#### TO DO:
For every line in the data below that contains "内部构造", copy the line.
### TASK INPUTS ###
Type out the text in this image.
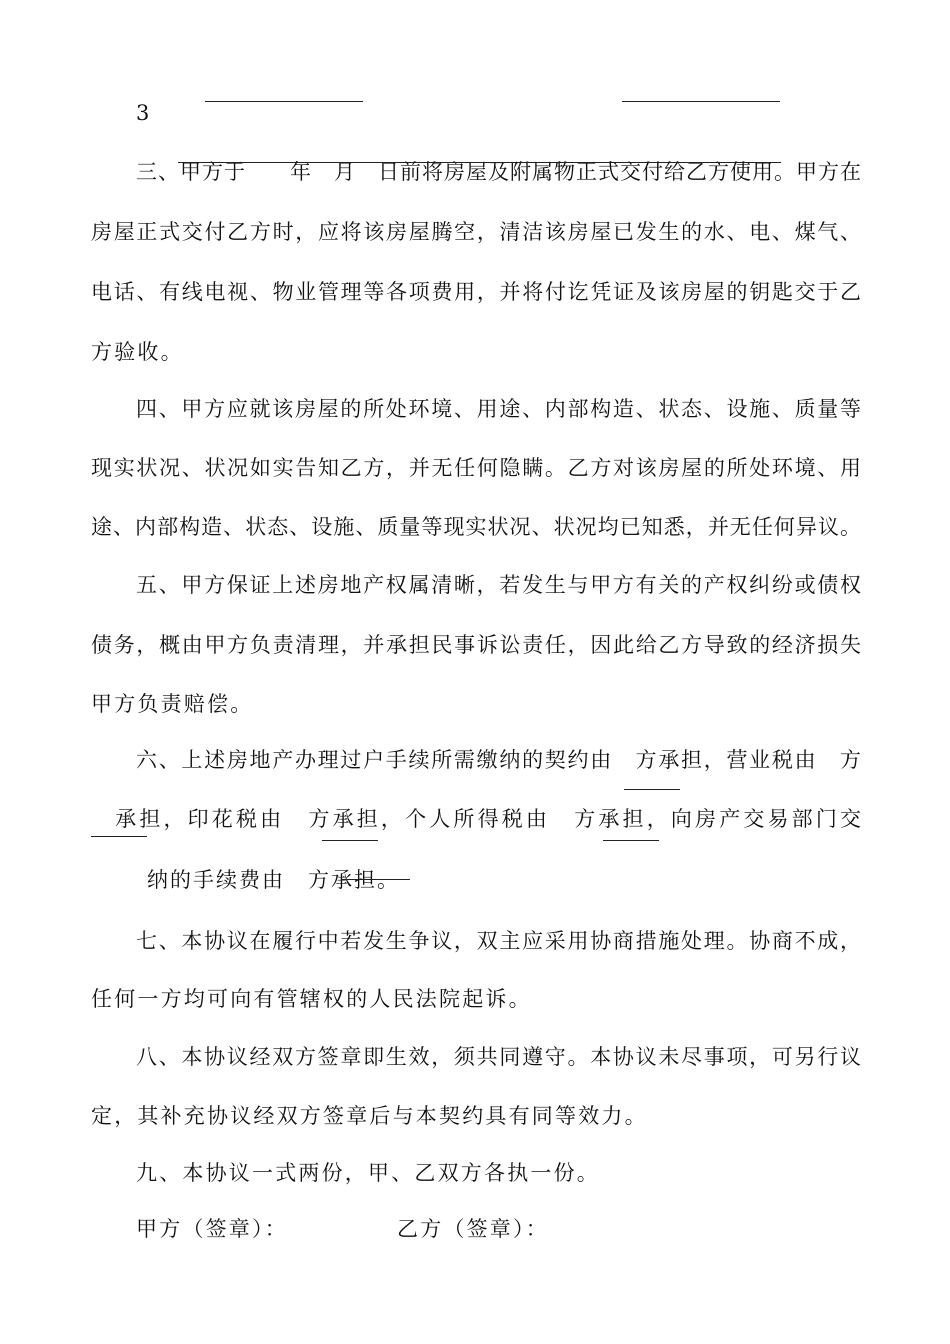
3
三、甲方于　　年　月　日前将房屋及附属物正式交付给乙方使用。甲方在
房屋正式交付乙方时，应将该房屋腾空，清洁该房屋已发生的水、电、煤气、
电话、有线电视、物业管理等各项费用，并将付讫凭证及该房屋的钥匙交于乙
方验收。
四、甲方应就该房屋的所处环境、用途、内部构造、状态、设施、质量等
现实状况、状况如实告知乙方，并无任何隐瞒。乙方对该房屋的所处环境、用
途、内部构造、状态、设施、质量等现实状况、状况均已知悉，并无任何异议。
五、甲方保证上述房地产权属清晰，若发生与甲方有关的产权纠纷或债权
债务，概由甲方负责清理，并承担民事诉讼责任，因此给乙方导致的经济损失
甲方负责赔偿。
六、上述房地产办理过户手续所需缴纳的契约由　方承担，营业税由　方
　承担，印花税由　方承担，个人所得税由　方承担，向房产交易部门交
纳的手续费由　方承担。
七、本协议在履行中若发生争议，双主应采用协商措施处理。协商不成，
任何一方均可向有管辖权的人民法院起诉。
八、本协议经双方签章即生效，须共同遵守。本协议未尽事项，可另行议
定，其补充协议经双方签章后与本契约具有同等效力。
九、本协议一式两份，甲、乙双方各执一份。
甲方（签章）：	乙方（签章）：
###
#### FULL ANSWER:
四、甲方应就该房屋的所处环境、用途、内部构造、状态、设施、质量等
途、内部构造、状态、设施、质量等现实状况、状况均已知悉，并无任何异议。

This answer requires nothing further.